◆ GIVEN REQUEST
Would you write out the listing verbatim and skip every picture in it?

◆ EXTRACTED ENTRIES

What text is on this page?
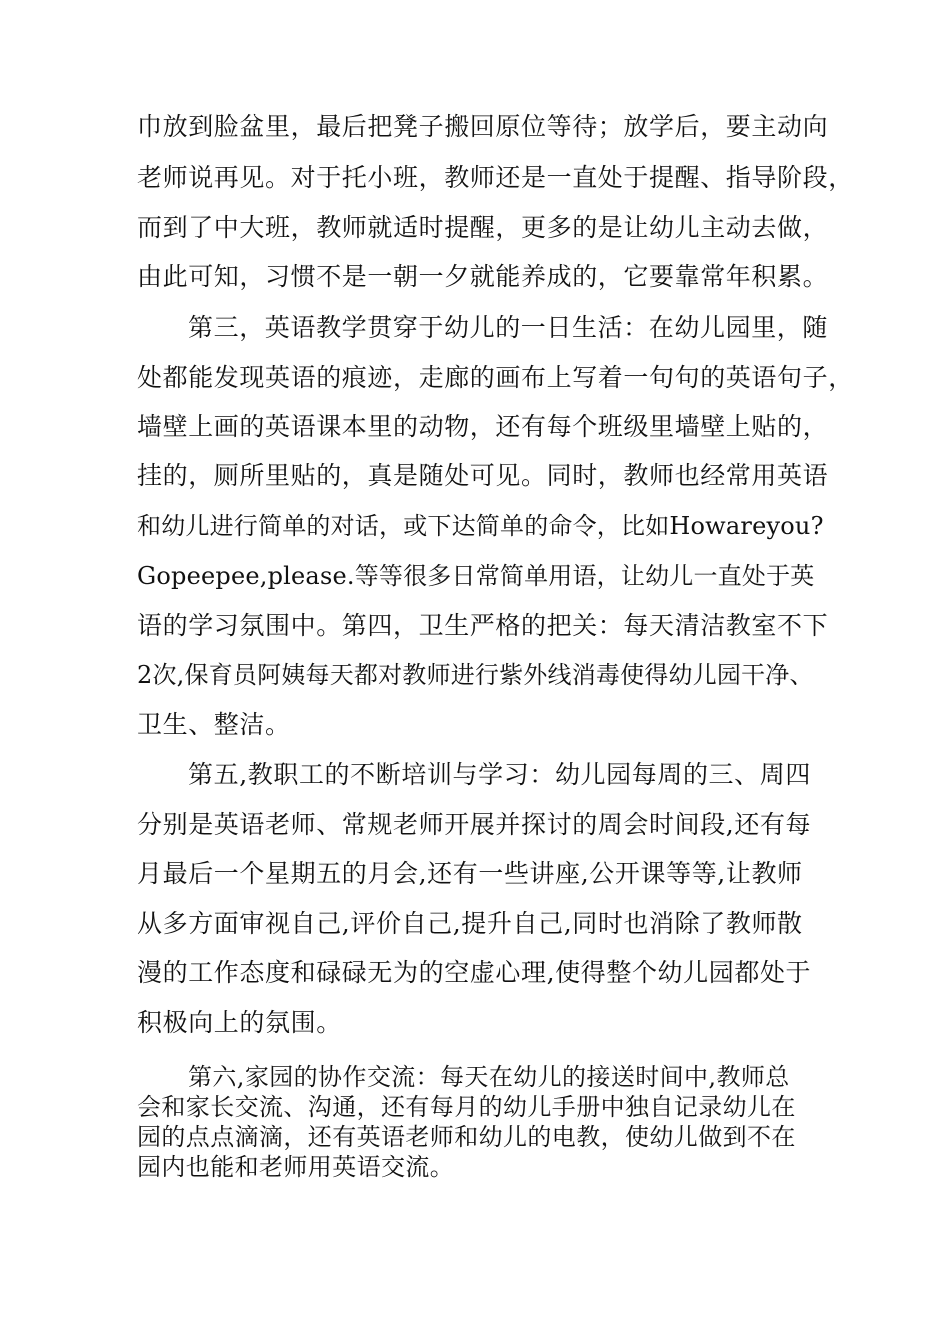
巾放到脸盆里，最后把凳子搬回原位等待；放学后，要主动向
老师说再见。对于托小班，教师还是一直处于提醒、指导阶段，
而到了中大班，教师就适时提醒，更多的是让幼儿主动去做，
由此可知，习惯不是一朝一夕就能养成的，它要靠常年积累。
第三，英语教学贯穿于幼儿的一日生活：在幼儿园里，随
处都能发现英语的痕迹，走廊的画布上写着一句句的英语句子，
墙壁上画的英语课本里的动物，还有每个班级里墙壁上贴的，
挂的，厕所里贴的，真是随处可见。同时，教师也经常用英语
和幼儿进行简单的对话，或下达简单的命令，比如Howareyou?
Gopeepee,please.等等很多日常简单用语，让幼儿一直处于英
语的学习氛围中。第四，卫生严格的把关：每天清洁教室不下
2次,保育员阿姨每天都对教师进行紫外线消毒使得幼儿园干净、
卫生、整洁。
第五,教职工的不断培训与学习：幼儿园每周的三、周四
分别是英语老师、常规老师开展并探讨的周会时间段,还有每
月最后一个星期五的月会,还有一些讲座,公开课等等,让教师
从多方面审视自己,评价自己,提升自己,同时也消除了教师散
漫的工作态度和碌碌无为的空虚心理,使得整个幼儿园都处于
积极向上的氛围。
第六,家园的协作交流：每天在幼儿的接送时间中,教师总
会和家长交流、沟通，还有每月的幼儿手册中独自记录幼儿在
园的点点滴滴，还有英语老师和幼儿的电教，使幼儿做到不在
园内也能和老师用英语交流。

◆ SOLUTION TO THIS TASK
What text is on this page?
巾放到脸盆里，最后把凳子搬回原位等待；放学后，要主动向
老师说再见。对于托小班，教师还是一直处于提醒、指导阶段，
而到了中大班，教师就适时提醒，更多的是让幼儿主动去做，
由此可知，习惯不是一朝一夕就能养成的，它要靠常年积累。
第三，英语教学贯穿于幼儿的一日生活：在幼儿园里，随
处都能发现英语的痕迹，走廊的画布上写着一句句的英语句子，
墙壁上画的英语课本里的动物，还有每个班级里墙壁上贴的，
挂的，厕所里贴的，真是随处可见。同时，教师也经常用英语
和幼儿进行简单的对话，或下达简单的命令，比如Howareyou?
Gopeepee,please.等等很多日常简单用语，让幼儿一直处于英
语的学习氛围中。第四，卫生严格的把关：每天清洁教室不下
2次,保育员阿姨每天都对教师进行紫外线消毒使得幼儿园干净、
卫生、整洁。
第五,教职工的不断培训与学习：幼儿园每周的三、周四
分别是英语老师、常规老师开展并探讨的周会时间段,还有每
月最后一个星期五的月会,还有一些讲座,公开课等等,让教师
从多方面审视自己,评价自己,提升自己,同时也消除了教师散
漫的工作态度和碌碌无为的空虚心理,使得整个幼儿园都处于
积极向上的氛围。
第六,家园的协作交流：每天在幼儿的接送时间中,教师总
会和家长交流、沟通，还有每月的幼儿手册中独自记录幼儿在
园的点点滴滴，还有英语老师和幼儿的电教，使幼儿做到不在
园内也能和老师用英语交流。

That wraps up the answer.